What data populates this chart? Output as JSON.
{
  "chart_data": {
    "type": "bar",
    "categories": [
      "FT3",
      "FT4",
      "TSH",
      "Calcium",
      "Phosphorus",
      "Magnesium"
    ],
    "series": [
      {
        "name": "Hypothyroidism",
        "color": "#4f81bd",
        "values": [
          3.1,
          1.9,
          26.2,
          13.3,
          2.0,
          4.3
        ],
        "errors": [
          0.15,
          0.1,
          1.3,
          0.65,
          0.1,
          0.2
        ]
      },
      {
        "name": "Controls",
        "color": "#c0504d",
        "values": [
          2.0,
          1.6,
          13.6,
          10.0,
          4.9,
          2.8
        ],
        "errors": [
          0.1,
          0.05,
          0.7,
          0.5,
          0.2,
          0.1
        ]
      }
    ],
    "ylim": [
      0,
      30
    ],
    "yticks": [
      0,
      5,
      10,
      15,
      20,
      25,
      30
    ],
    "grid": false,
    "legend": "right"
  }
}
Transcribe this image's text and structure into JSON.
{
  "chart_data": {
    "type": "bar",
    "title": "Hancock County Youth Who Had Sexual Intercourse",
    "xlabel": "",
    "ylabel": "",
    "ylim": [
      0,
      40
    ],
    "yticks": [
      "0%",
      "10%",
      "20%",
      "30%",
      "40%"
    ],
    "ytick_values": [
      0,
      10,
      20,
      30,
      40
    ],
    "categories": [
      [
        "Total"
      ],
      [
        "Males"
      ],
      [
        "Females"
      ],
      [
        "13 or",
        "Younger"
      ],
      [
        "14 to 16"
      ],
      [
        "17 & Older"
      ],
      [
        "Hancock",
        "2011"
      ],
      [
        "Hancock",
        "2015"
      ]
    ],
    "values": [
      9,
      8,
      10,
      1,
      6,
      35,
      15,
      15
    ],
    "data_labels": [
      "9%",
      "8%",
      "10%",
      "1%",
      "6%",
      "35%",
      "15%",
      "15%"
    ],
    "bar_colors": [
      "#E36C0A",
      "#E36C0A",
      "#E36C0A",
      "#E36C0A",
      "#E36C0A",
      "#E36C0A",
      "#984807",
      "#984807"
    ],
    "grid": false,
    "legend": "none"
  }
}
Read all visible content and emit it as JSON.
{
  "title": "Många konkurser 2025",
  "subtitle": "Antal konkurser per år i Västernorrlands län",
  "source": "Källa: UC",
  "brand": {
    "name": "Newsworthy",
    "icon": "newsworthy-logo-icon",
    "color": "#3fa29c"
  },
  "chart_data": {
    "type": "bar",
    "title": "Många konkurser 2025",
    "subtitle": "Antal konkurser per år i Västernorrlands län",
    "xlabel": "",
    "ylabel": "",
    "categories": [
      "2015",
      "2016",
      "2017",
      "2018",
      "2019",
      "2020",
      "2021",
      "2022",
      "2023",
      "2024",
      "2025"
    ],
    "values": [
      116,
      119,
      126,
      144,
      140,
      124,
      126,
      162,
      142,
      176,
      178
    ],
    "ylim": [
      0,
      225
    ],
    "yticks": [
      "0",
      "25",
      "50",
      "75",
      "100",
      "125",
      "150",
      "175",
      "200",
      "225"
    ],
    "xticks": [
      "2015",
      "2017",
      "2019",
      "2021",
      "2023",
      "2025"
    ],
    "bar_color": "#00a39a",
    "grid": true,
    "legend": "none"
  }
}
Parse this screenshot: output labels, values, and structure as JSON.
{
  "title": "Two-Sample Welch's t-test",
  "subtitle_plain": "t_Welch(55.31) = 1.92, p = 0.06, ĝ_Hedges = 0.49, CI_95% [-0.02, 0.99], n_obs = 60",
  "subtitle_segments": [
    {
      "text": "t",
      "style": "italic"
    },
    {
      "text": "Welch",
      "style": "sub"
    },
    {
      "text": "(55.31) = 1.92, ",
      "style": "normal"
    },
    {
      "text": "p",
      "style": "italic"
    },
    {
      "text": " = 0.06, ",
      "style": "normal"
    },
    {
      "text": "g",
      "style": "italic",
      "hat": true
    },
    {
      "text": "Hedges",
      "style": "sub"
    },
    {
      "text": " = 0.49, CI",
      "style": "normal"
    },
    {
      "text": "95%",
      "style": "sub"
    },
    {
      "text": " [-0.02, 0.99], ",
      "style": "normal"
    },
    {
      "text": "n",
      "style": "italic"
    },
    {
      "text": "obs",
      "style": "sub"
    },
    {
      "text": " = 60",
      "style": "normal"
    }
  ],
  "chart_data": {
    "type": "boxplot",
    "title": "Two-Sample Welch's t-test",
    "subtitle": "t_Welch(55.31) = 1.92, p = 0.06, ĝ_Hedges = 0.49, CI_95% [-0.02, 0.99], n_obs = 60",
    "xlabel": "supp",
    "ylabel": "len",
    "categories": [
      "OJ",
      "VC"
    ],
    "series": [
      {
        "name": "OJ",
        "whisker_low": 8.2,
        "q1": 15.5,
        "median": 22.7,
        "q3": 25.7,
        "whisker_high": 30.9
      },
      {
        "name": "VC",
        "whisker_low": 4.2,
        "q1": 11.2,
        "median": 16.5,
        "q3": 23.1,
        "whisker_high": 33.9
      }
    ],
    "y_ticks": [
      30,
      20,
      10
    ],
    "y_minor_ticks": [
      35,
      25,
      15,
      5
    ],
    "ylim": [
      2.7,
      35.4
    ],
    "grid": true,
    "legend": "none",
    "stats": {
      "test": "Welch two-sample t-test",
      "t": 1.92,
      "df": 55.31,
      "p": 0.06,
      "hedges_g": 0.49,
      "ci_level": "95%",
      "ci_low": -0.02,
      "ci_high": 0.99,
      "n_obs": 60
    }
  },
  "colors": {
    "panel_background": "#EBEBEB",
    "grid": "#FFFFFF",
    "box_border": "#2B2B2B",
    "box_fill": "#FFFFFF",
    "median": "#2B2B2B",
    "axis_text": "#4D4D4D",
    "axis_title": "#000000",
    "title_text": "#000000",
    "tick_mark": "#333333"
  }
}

------------------------------------

**WHAT THE TASK ASKS**
Your task is to retype all the records above with nothing left out.

**EXPECTED ANSWER**
What data populates this chart? Output as JSON.
{
  "chart_data": {
    "type": "bar",
    "categories": [
      "FT3",
      "FT4",
      "TSH",
      "Calcium",
      "Phosphorus",
      "Magnesium"
    ],
    "series": [
      {
        "name": "Hypothyroidism",
        "color": "#4f81bd",
        "values": [
          3.1,
          1.9,
          26.2,
          13.3,
          2.0,
          4.3
        ],
        "errors": [
          0.15,
          0.1,
          1.3,
          0.65,
          0.1,
          0.2
        ]
      },
      {
        "name": "Controls",
        "color": "#c0504d",
        "values": [
          2.0,
          1.6,
          13.6,
          10.0,
          4.9,
          2.8
        ],
        "errors": [
          0.1,
          0.05,
          0.7,
          0.5,
          0.2,
          0.1
        ]
      }
    ],
    "ylim": [
      0,
      30
    ],
    "yticks": [
      0,
      5,
      10,
      15,
      20,
      25,
      30
    ],
    "grid": false,
    "legend": "right"
  }
}
Transcribe this image's text and structure into JSON.
{
  "chart_data": {
    "type": "bar",
    "title": "Hancock County Youth Who Had Sexual Intercourse",
    "xlabel": "",
    "ylabel": "",
    "ylim": [
      0,
      40
    ],
    "yticks": [
      "0%",
      "10%",
      "20%",
      "30%",
      "40%"
    ],
    "ytick_values": [
      0,
      10,
      20,
      30,
      40
    ],
    "categories": [
      [
        "Total"
      ],
      [
        "Males"
      ],
      [
        "Females"
      ],
      [
        "13 or",
        "Younger"
      ],
      [
        "14 to 16"
      ],
      [
        "17 & Older"
      ],
      [
        "Hancock",
        "2011"
      ],
      [
        "Hancock",
        "2015"
      ]
    ],
    "values": [
      9,
      8,
      10,
      1,
      6,
      35,
      15,
      15
    ],
    "data_labels": [
      "9%",
      "8%",
      "10%",
      "1%",
      "6%",
      "35%",
      "15%",
      "15%"
    ],
    "bar_colors": [
      "#E36C0A",
      "#E36C0A",
      "#E36C0A",
      "#E36C0A",
      "#E36C0A",
      "#E36C0A",
      "#984807",
      "#984807"
    ],
    "grid": false,
    "legend": "none"
  }
}
Read all visible content and emit it as JSON.
{
  "title": "Många konkurser 2025",
  "subtitle": "Antal konkurser per år i Västernorrlands län",
  "source": "Källa: UC",
  "brand": {
    "name": "Newsworthy",
    "icon": "newsworthy-logo-icon",
    "color": "#3fa29c"
  },
  "chart_data": {
    "type": "bar",
    "title": "Många konkurser 2025",
    "subtitle": "Antal konkurser per år i Västernorrlands län",
    "xlabel": "",
    "ylabel": "",
    "categories": [
      "2015",
      "2016",
      "2017",
      "2018",
      "2019",
      "2020",
      "2021",
      "2022",
      "2023",
      "2024",
      "2025"
    ],
    "values": [
      116,
      119,
      126,
      144,
      140,
      124,
      126,
      162,
      142,
      176,
      178
    ],
    "ylim": [
      0,
      225
    ],
    "yticks": [
      "0",
      "25",
      "50",
      "75",
      "100",
      "125",
      "150",
      "175",
      "200",
      "225"
    ],
    "xticks": [
      "2015",
      "2017",
      "2019",
      "2021",
      "2023",
      "2025"
    ],
    "bar_color": "#00a39a",
    "grid": true,
    "legend": "none"
  }
}
Parse this screenshot: output labels, values, and structure as JSON.
{
  "title": "Two-Sample Welch's t-test",
  "subtitle_plain": "t_Welch(55.31) = 1.92, p = 0.06, ĝ_Hedges = 0.49, CI_95% [-0.02, 0.99], n_obs = 60",
  "subtitle_segments": [
    {
      "text": "t",
      "style": "italic"
    },
    {
      "text": "Welch",
      "style": "sub"
    },
    {
      "text": "(55.31) = 1.92, ",
      "style": "normal"
    },
    {
      "text": "p",
      "style": "italic"
    },
    {
      "text": " = 0.06, ",
      "style": "normal"
    },
    {
      "text": "g",
      "style": "italic",
      "hat": true
    },
    {
      "text": "Hedges",
      "style": "sub"
    },
    {
      "text": " = 0.49, CI",
      "style": "normal"
    },
    {
      "text": "95%",
      "style": "sub"
    },
    {
      "text": " [-0.02, 0.99], ",
      "style": "normal"
    },
    {
      "text": "n",
      "style": "italic"
    },
    {
      "text": "obs",
      "style": "sub"
    },
    {
      "text": " = 60",
      "style": "normal"
    }
  ],
  "chart_data": {
    "type": "boxplot",
    "title": "Two-Sample Welch's t-test",
    "subtitle": "t_Welch(55.31) = 1.92, p = 0.06, ĝ_Hedges = 0.49, CI_95% [-0.02, 0.99], n_obs = 60",
    "xlabel": "supp",
    "ylabel": "len",
    "categories": [
      "OJ",
      "VC"
    ],
    "series": [
      {
        "name": "OJ",
        "whisker_low": 8.2,
        "q1": 15.5,
        "median": 22.7,
        "q3": 25.7,
        "whisker_high": 30.9
      },
      {
        "name": "VC",
        "whisker_low": 4.2,
        "q1": 11.2,
        "median": 16.5,
        "q3": 23.1,
        "whisker_high": 33.9
      }
    ],
    "y_ticks": [
      30,
      20,
      10
    ],
    "y_minor_ticks": [
      35,
      25,
      15,
      5
    ],
    "ylim": [
      2.7,
      35.4
    ],
    "grid": true,
    "legend": "none",
    "stats": {
      "test": "Welch two-sample t-test",
      "t": 1.92,
      "df": 55.31,
      "p": 0.06,
      "hedges_g": 0.49,
      "ci_level": "95%",
      "ci_low": -0.02,
      "ci_high": 0.99,
      "n_obs": 60
    }
  },
  "colors": {
    "panel_background": "#EBEBEB",
    "grid": "#FFFFFF",
    "box_border": "#2B2B2B",
    "box_fill": "#FFFFFF",
    "median": "#2B2B2B",
    "axis_text": "#4D4D4D",
    "axis_title": "#000000",
    "title_text": "#000000",
    "tick_mark": "#333333"
  }
}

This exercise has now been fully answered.